• _Task goal_: Repeat every line exactly, keeping the pictures out of the copy.
[Begin Material for the task]
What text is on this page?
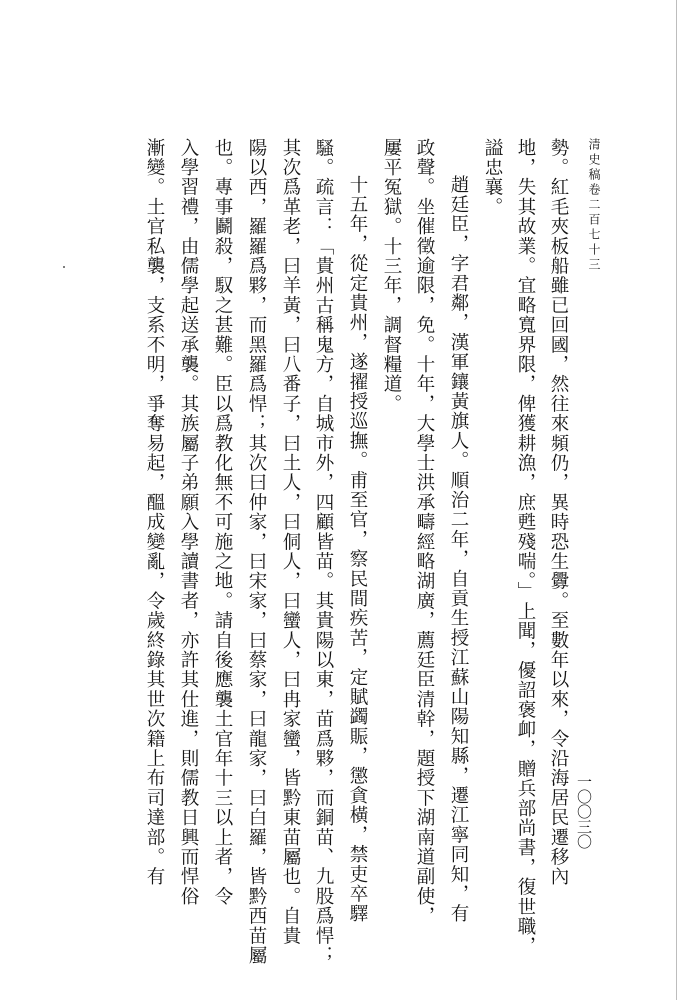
清史稿卷二百七十三
一〇〇三〇
勢。紅毛夾板船雖已回國，然往來頻仍，異時恐生釁。至數年以來，令沿海居民遷移內
地，失其故業。宜略寬界限，俾獲耕漁，庶甦殘喘。」上聞，優詔褒卹，贈兵部尚書，復世職，
謚忠襄。
趙廷臣，字君鄰，漢軍鑲黃旗人。順治二年，自貢生授江蘇山陽知縣，遷江寧同知，有
政聲。坐催徵逾限，免。十年，大學士洪承疇經略湖廣，薦廷臣清幹，題授下湖南道副使，
屢平冤獄。十三年，調督糧道。
十五年，從定貴州，遂擢授巡撫。甫至官，察民間疾苦，定賦蠲賑，懲貪橫，禁吏卒驛
騷。疏言：「貴州古稱鬼方，自城市外，四顧皆苗。其貴陽以東，苗爲夥，而銅苗、九股爲悍；
其次爲革老，曰羊黃，曰八番子，曰土人，曰侗人，曰蠻人，曰冉家蠻，皆黔東苗屬也。自貴
陽以西，羅羅爲夥，而黑羅爲悍；其次曰仲家，曰宋家，曰蔡家，曰龍家，曰白羅，皆黔西苗屬
也。專事鬬殺，馭之甚難。臣以爲教化無不可施之地。請自後應襲土官年十三以上者，令
入學習禮，由儒學起送承襲。其族屬子弟願入學讀書者，亦許其仕進，則儒教日興而悍俗
漸變。土官私襲，支系不明，爭奪易起，醞成變亂，令歲終錄其世次籍上布司達部。有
[End Material for the task]
• _Response below_:
What text is on this page?
清史稿卷二百七十三
一〇〇三〇
勢。紅毛夾板船雖已回國，然往來頻仍，異時恐生釁。至數年以來，令沿海居民遷移內
地，失其故業。宜略寬界限，俾獲耕漁，庶甦殘喘。」上聞，優詔褒卹，贈兵部尚書，復世職，
謚忠襄。
趙廷臣，字君鄰，漢軍鑲黃旗人。順治二年，自貢生授江蘇山陽知縣，遷江寧同知，有
政聲。坐催徵逾限，免。十年，大學士洪承疇經略湖廣，薦廷臣清幹，題授下湖南道副使，
屢平冤獄。十三年，調督糧道。
十五年，從定貴州，遂擢授巡撫。甫至官，察民間疾苦，定賦蠲賑，懲貪橫，禁吏卒驛
騷。疏言：「貴州古稱鬼方，自城市外，四顧皆苗。其貴陽以東，苗爲夥，而銅苗、九股爲悍；
其次爲革老，曰羊黃，曰八番子，曰土人，曰侗人，曰蠻人，曰冉家蠻，皆黔東苗屬也。自貴
陽以西，羅羅爲夥，而黑羅爲悍；其次曰仲家，曰宋家，曰蔡家，曰龍家，曰白羅，皆黔西苗屬
也。專事鬬殺，馭之甚難。臣以爲教化無不可施之地。請自後應襲土官年十三以上者，令
入學習禮，由儒學起送承襲。其族屬子弟願入學讀書者，亦許其仕進，則儒教日興而悍俗
漸變。土官私襲，支系不明，爭奪易起，醞成變亂，令歲終錄其世次籍上布司達部。有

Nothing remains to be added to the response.